# Exercise task:
Each record below should be output verbatim, without pictures.

# Exercise material:
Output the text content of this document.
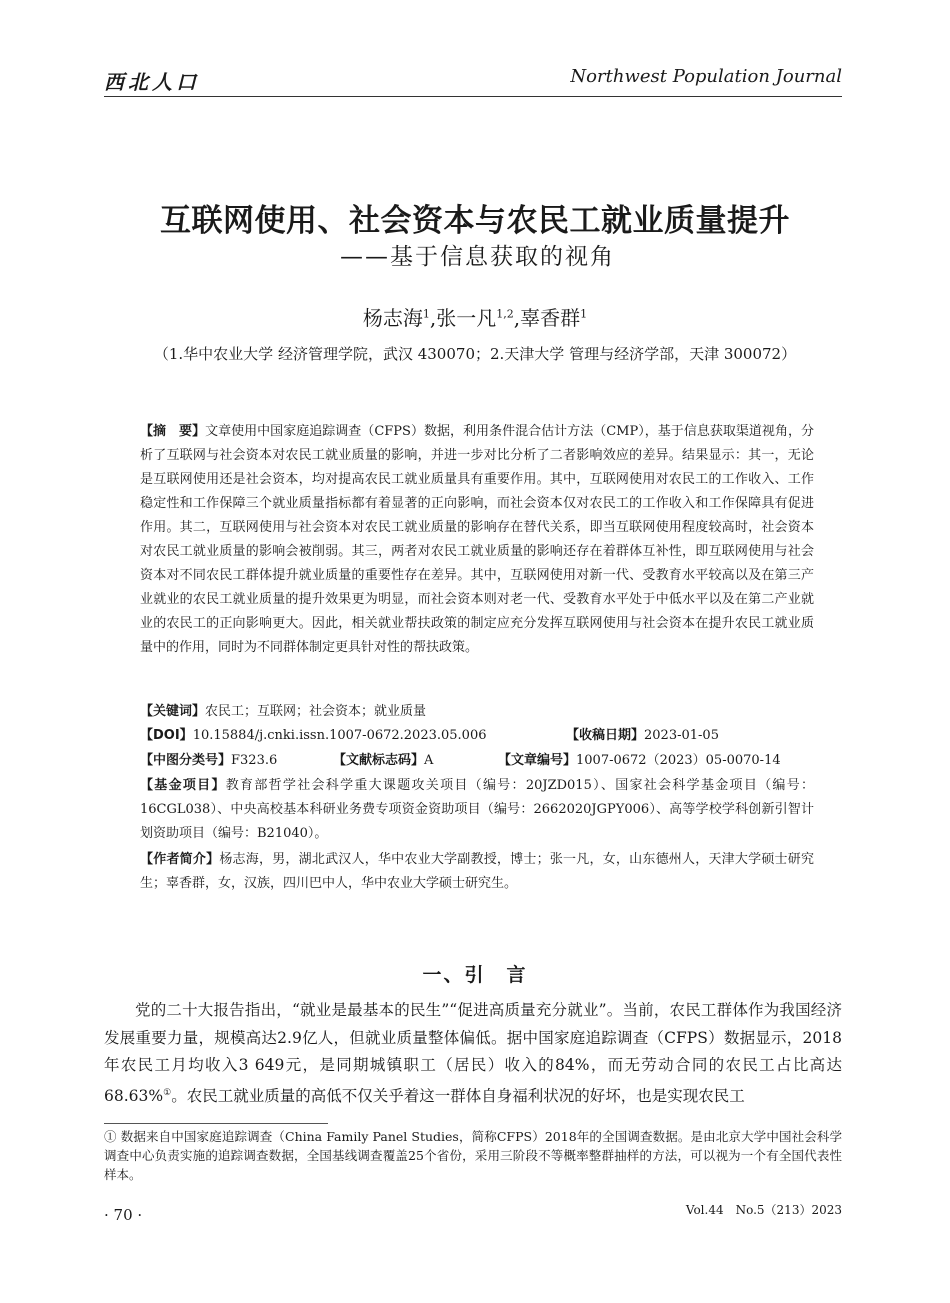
西北人口	Northwest Population Journal
互联网使用、社会资本与农民工就业质量提升
——基于信息获取的视角
杨志海$^1$,张一凡$^{1,2}$,辜香群$^1$
（1.华中农业大学 经济管理学院，武汉 430070；2.天津大学 管理与经济学部，天津 300072）
【摘　要】文章使用中国家庭追踪调查（CFPS）数据，利用条件混合估计方法（CMP），基于信息获取渠道视角，分析了互联网与社会资本对农民工就业质量的影响，并进一步对比分析了二者影响效应的差异。结果显示：其一，无论是互联网使用还是社会资本，均对提高农民工就业质量具有重要作用。其中，互联网使用对农民工的工作收入、工作稳定性和工作保障三个就业质量指标都有着显著的正向影响，而社会资本仅对农民工的工作收入和工作保障具有促进作用。其二，互联网使用与社会资本对农民工就业质量的影响存在替代关系，即当互联网使用程度较高时，社会资本对农民工就业质量的影响会被削弱。其三，两者对农民工就业质量的影响还存在着群体互补性，即互联网使用与社会资本对不同农民工群体提升就业质量的重要性存在差异。其中，互联网使用对新一代、受教育水平较高以及在第三产业就业的农民工就业质量的提升效果更为明显，而社会资本则对老一代、受教育水平处于中低水平以及在第二产业就业的农民工的正向影响更大。因此，相关就业帮扶政策的制定应充分发挥互联网使用与社会资本在提升农民工就业质量中的作用，同时为不同群体制定更具针对性的帮扶政策。
【关键词】农民工；互联网；社会资本；就业质量
【DOI】10.15884/j.cnki.issn.1007-0672.2023.05.006	【收稿日期】2023-01-05
【中图分类号】F323.6	【文献标志码】A	【文章编号】1007-0672（2023）05-0070-14
【基金项目】教育部哲学社会科学重大课题攻关项目（编号：20JZD015）、国家社会科学基金项目（编号：16CGL038）、中央高校基本科研业务费专项资金资助项目（编号：2662020JGPY006）、高等学校学科创新引智计划资助项目（编号：B21040）。
【作者简介】杨志海，男，湖北武汉人，华中农业大学副教授，博士；张一凡，女，山东德州人，天津大学硕士研究生；辜香群，女，汉族，四川巴中人，华中农业大学硕士研究生。
一、引　言
党的二十大报告指出，“就业是最基本的民生”“促进高质量充分就业”。当前，农民工群体作为我国经济发展重要力量，规模高达2.9亿人，但就业质量整体偏低。据中国家庭追踪调查（CFPS）数据显示，2018年农民工月均收入3 649元，是同期城镇职工（居民）收入的84%，而无劳动合同的农民工占比高达68.63%①。农民工就业质量的高低不仅关乎着这一群体自身福利状况的好坏，也是实现农民工
① 数据来自中国家庭追踪调查（China Family Panel Studies，简称CFPS）2018年的全国调查数据。是由北京大学中国社会科学调查中心负责实施的追踪调查数据，全国基线调查覆盖25个省份，采用三阶段不等概率整群抽样的方法，可以视为一个有全国代表性样本。
· 70 ·	Vol.44　No.5（213）2023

# Answer to this task:
Output the text content of this document.
西北人口	Northwest Population Journal
互联网使用、社会资本与农民工就业质量提升
——基于信息获取的视角
杨志海$^1$,张一凡$^{1,2}$,辜香群$^1$
（1.华中农业大学 经济管理学院，武汉 430070；2.天津大学 管理与经济学部，天津 300072）
【摘　要】文章使用中国家庭追踪调查（CFPS）数据，利用条件混合估计方法（CMP），基于信息获取渠道视角，分析了互联网与社会资本对农民工就业质量的影响，并进一步对比分析了二者影响效应的差异。结果显示：其一，无论是互联网使用还是社会资本，均对提高农民工就业质量具有重要作用。其中，互联网使用对农民工的工作收入、工作稳定性和工作保障三个就业质量指标都有着显著的正向影响，而社会资本仅对农民工的工作收入和工作保障具有促进作用。其二，互联网使用与社会资本对农民工就业质量的影响存在替代关系，即当互联网使用程度较高时，社会资本对农民工就业质量的影响会被削弱。其三，两者对农民工就业质量的影响还存在着群体互补性，即互联网使用与社会资本对不同农民工群体提升就业质量的重要性存在差异。其中，互联网使用对新一代、受教育水平较高以及在第三产业就业的农民工就业质量的提升效果更为明显，而社会资本则对老一代、受教育水平处于中低水平以及在第二产业就业的农民工的正向影响更大。因此，相关就业帮扶政策的制定应充分发挥互联网使用与社会资本在提升农民工就业质量中的作用，同时为不同群体制定更具针对性的帮扶政策。
【关键词】农民工；互联网；社会资本；就业质量
【DOI】10.15884/j.cnki.issn.1007-0672.2023.05.006	【收稿日期】2023-01-05
【中图分类号】F323.6	【文献标志码】A	【文章编号】1007-0672（2023）05-0070-14
【基金项目】教育部哲学社会科学重大课题攻关项目（编号：20JZD015）、国家社会科学基金项目（编号：16CGL038）、中央高校基本科研业务费专项资金资助项目（编号：2662020JGPY006）、高等学校学科创新引智计划资助项目（编号：B21040）。
【作者简介】杨志海，男，湖北武汉人，华中农业大学副教授，博士；张一凡，女，山东德州人，天津大学硕士研究生；辜香群，女，汉族，四川巴中人，华中农业大学硕士研究生。
一、引　言
党的二十大报告指出，“就业是最基本的民生”“促进高质量充分就业”。当前，农民工群体作为我国经济发展重要力量，规模高达2.9亿人，但就业质量整体偏低。据中国家庭追踪调查（CFPS）数据显示，2018年农民工月均收入3 649元，是同期城镇职工（居民）收入的84%，而无劳动合同的农民工占比高达68.63%①。农民工就业质量的高低不仅关乎着这一群体自身福利状况的好坏，也是实现农民工
① 数据来自中国家庭追踪调查（China Family Panel Studies，简称CFPS）2018年的全国调查数据。是由北京大学中国社会科学调查中心负责实施的追踪调查数据，全国基线调查覆盖25个省份，采用三阶段不等概率整群抽样的方法，可以视为一个有全国代表性样本。
· 70 ·	Vol.44　No.5（213）2023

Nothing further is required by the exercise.